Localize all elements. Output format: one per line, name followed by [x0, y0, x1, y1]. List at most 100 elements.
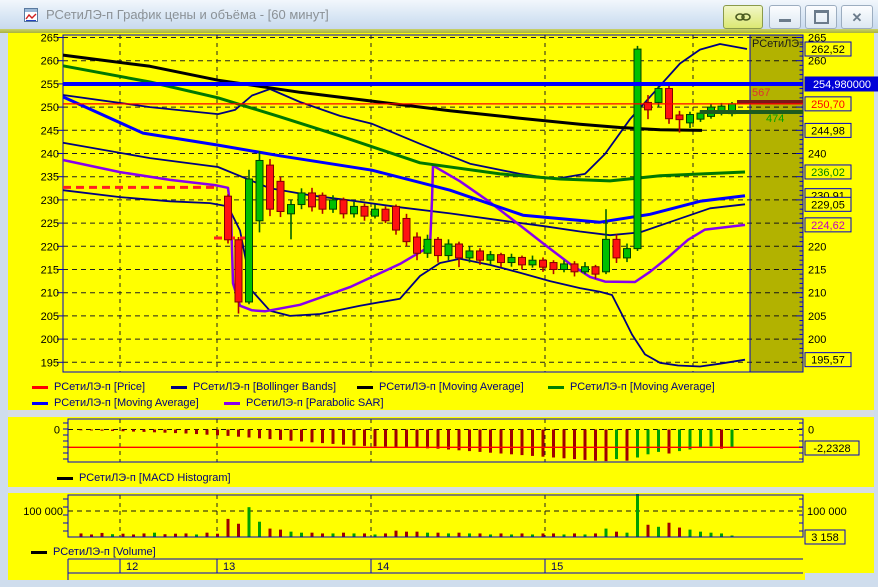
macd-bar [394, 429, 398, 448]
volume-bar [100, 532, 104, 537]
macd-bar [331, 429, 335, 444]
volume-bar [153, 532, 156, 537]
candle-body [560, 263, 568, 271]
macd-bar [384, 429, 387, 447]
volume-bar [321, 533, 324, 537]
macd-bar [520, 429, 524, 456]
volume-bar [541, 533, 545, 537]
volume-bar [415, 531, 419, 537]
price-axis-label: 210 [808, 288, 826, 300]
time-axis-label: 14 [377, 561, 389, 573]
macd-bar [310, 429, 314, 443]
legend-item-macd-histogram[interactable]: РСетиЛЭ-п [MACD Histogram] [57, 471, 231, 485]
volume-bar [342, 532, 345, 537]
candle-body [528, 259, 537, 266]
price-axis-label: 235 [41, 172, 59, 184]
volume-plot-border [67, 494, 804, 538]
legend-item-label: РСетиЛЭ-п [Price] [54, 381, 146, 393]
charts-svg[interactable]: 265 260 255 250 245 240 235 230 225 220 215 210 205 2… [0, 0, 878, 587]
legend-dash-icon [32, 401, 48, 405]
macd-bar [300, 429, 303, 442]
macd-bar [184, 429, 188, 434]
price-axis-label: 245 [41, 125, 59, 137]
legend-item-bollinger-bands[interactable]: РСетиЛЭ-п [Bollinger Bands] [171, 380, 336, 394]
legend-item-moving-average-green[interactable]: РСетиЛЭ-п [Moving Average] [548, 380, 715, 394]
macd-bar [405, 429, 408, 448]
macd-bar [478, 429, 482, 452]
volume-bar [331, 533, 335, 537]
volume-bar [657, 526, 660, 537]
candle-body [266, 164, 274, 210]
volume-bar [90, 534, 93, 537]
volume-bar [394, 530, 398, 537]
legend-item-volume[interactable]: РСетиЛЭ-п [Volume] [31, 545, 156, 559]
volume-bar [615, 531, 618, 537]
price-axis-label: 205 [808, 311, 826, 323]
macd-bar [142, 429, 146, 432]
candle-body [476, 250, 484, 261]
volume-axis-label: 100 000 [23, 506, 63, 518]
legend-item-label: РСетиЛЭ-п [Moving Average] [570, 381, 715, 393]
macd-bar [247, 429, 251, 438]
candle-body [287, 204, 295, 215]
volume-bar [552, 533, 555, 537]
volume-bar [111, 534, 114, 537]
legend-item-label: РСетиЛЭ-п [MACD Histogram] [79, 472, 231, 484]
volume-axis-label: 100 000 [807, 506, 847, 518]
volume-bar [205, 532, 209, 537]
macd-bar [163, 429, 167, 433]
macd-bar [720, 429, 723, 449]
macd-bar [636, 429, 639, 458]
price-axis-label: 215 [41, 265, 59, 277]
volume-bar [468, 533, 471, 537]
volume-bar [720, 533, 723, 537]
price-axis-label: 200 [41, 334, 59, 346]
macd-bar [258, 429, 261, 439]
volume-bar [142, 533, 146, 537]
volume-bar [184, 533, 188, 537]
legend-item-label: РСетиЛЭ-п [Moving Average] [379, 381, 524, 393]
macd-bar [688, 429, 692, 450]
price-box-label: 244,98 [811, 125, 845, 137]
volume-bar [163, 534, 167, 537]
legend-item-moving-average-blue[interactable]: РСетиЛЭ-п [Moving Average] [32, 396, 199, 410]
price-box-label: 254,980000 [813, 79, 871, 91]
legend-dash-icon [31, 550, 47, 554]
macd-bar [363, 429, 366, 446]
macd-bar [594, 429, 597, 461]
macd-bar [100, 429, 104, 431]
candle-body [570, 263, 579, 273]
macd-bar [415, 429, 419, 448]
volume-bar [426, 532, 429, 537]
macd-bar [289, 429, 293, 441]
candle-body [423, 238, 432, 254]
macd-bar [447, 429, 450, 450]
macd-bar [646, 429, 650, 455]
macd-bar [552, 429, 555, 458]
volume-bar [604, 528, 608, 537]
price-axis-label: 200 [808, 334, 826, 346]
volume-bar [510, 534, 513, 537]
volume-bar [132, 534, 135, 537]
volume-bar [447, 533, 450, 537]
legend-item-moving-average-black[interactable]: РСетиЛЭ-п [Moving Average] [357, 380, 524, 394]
==============================
→ **What the task requires**: Which rows above contain the string "axis"? Report each of them in full, one per line.

→ **Exercise answer**:
price-axis-label: 210 [808, 288, 826, 300]
time-axis-label: 14 [377, 561, 389, 573]
price-axis-label: 235 [41, 172, 59, 184]
price-axis-label: 245 [41, 125, 59, 137]
price-axis-label: 205 [808, 311, 826, 323]
volume-axis-label: 100 000 [23, 506, 63, 518]
volume-axis-label: 100 000 [807, 506, 847, 518]
price-axis-label: 215 [41, 265, 59, 277]
price-axis-label: 200 [41, 334, 59, 346]
price-axis-label: 200 [808, 334, 826, 346]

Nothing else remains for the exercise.